---------- Textauszug ----------

Klar, ich habe gerade wieder mit einem Team gedreht, das mehrheitlich aus Männern besteht, das ist ganz anders. Frauen untereinander legen andere Schwerpunkte, sie achten anders auf den Energiehaushalt. Ich muss sagen, gegen bestimmte Männerblicke auf Frauen im Theater habe ich regelrecht eine Allergie entwickelt.
Weil die Schauspielerin zum Objekt wird?
Das ist ein Riesenprozess gerade, dass Beziehungsweisen aufgedeckt werden und man sich fragt: Was davon wollen wir eigentlich noch haben? Das findet auch im Film statt. Als Schauspielerin versucht man herauszufinden, was die Regisseurin oder der Regisseur von einem will. Es ist aber wichtig, dass man ein Subjekt bleibt, auch wenn man die Fantasie von jemandem bedient. Insofern war es für mich sehr interessant, eine Frauenfigur mit diesem Beruf zu erzählen.

---------- Gegebene Daten ----------

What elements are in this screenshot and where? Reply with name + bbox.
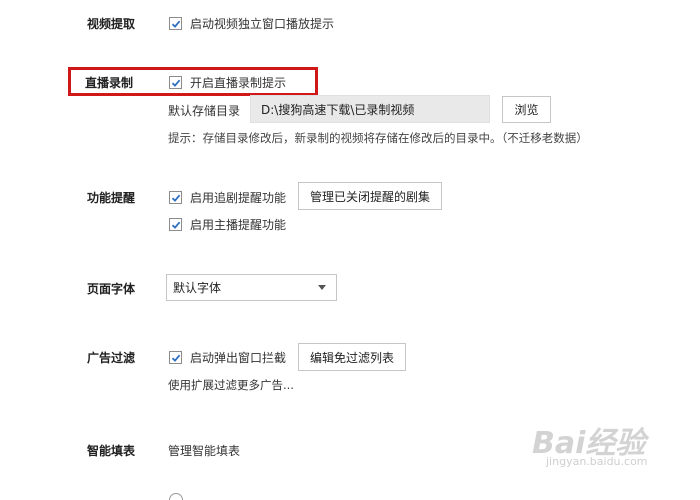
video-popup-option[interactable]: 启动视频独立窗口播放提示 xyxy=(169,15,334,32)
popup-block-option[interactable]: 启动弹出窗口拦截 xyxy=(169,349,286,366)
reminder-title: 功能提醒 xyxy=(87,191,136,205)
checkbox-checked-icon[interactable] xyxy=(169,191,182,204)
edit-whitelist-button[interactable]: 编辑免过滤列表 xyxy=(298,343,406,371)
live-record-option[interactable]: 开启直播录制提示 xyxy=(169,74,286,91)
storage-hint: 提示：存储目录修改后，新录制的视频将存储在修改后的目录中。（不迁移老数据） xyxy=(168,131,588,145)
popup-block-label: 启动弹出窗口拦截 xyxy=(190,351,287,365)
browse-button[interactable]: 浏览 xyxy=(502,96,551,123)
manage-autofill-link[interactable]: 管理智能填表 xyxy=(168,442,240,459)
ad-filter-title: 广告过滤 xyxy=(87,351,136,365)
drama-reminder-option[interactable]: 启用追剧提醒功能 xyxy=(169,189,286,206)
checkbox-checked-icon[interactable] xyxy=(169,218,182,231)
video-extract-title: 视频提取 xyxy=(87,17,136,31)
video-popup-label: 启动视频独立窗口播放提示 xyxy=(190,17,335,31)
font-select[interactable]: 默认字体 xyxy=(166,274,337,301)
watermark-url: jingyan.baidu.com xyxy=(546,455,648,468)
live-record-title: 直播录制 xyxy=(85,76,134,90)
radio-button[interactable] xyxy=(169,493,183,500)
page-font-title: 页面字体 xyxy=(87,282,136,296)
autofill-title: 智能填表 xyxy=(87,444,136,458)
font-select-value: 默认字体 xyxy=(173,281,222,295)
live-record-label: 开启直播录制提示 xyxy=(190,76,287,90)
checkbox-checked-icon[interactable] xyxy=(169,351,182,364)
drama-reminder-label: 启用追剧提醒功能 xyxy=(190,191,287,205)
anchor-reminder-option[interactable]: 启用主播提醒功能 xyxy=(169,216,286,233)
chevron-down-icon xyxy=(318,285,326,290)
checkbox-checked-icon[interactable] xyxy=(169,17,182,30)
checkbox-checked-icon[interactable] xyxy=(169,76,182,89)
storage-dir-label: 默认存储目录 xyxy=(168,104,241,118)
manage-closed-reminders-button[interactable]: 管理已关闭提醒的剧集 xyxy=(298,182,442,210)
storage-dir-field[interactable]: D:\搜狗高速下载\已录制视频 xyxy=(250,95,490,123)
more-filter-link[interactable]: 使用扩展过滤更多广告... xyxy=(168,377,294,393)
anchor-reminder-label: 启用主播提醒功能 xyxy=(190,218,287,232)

----------

• _Deine Aufgaben_
1/ Beantworte diese Fragen zum Textauszug:
(a) Aus wem besteht das Team, mit dem gerade wieder gedreht wurde, mehrheitlich?
(b) Wogegen hat sich regelrecht eine Allergie entwickelt?
(c) Was ist als Schauspielerin wichtig, auch wenn man die Fantasie von jemandem bedient?
2/ Schreib den Abschnitt im Textauszug von „Weil die Schauspielerin“ bis „Beruf zu erzählen.“ noch einmal ab und tausch dabei „Film“ gegen „Fernsehen“ aus.

• _Die Lösungen_
1/
(a) Aus Männern.
(b) Gegen bestimmte Männerblicke auf Frauen im Theater.
(c) Dass man ein Subjekt bleibt.

2/
Weil die Schauspielerin zum Objekt wird?
Das ist ein Riesenprozess gerade, dass Beziehungsweisen aufgedeckt werden und man sich fragt: Was davon wollen wir eigentlich noch haben? Das findet auch im Fernsehen statt. Als Schauspielerin versucht man herauszufinden, was die Regisseurin oder der Regisseur von einem will. Es ist aber wichtig, dass man ein Subjekt bleibt, auch wenn man die Fantasie von jemandem bedient. Insofern war es für mich sehr interessant, eine Frauenfigur mit diesem Beruf zu erzählen.